Scan the data for lines with "tyle" and report the count by itself.
┌──
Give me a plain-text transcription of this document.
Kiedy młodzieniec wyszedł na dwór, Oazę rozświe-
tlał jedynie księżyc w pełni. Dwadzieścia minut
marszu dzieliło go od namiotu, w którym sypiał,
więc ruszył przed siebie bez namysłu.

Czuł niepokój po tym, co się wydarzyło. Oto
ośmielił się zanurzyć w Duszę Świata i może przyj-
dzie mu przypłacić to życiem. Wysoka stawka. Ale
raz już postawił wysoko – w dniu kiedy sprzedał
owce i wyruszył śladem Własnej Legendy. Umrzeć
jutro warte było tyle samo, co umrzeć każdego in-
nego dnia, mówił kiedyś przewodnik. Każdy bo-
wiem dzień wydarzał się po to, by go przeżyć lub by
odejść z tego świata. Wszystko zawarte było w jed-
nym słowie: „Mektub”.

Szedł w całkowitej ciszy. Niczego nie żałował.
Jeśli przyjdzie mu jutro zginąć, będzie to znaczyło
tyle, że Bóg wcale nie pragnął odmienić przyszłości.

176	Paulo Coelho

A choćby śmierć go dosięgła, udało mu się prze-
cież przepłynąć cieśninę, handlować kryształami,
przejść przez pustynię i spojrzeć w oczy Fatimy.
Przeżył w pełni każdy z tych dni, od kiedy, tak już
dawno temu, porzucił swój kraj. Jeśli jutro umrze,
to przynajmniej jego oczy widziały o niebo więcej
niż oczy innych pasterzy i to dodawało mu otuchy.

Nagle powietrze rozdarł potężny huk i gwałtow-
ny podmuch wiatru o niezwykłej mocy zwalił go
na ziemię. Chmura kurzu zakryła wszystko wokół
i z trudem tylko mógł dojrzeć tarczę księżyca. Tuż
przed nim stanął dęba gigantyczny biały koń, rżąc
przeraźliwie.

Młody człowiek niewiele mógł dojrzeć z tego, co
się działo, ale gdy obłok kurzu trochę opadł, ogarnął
└──
◆ SOLUTION BELOW ◆
2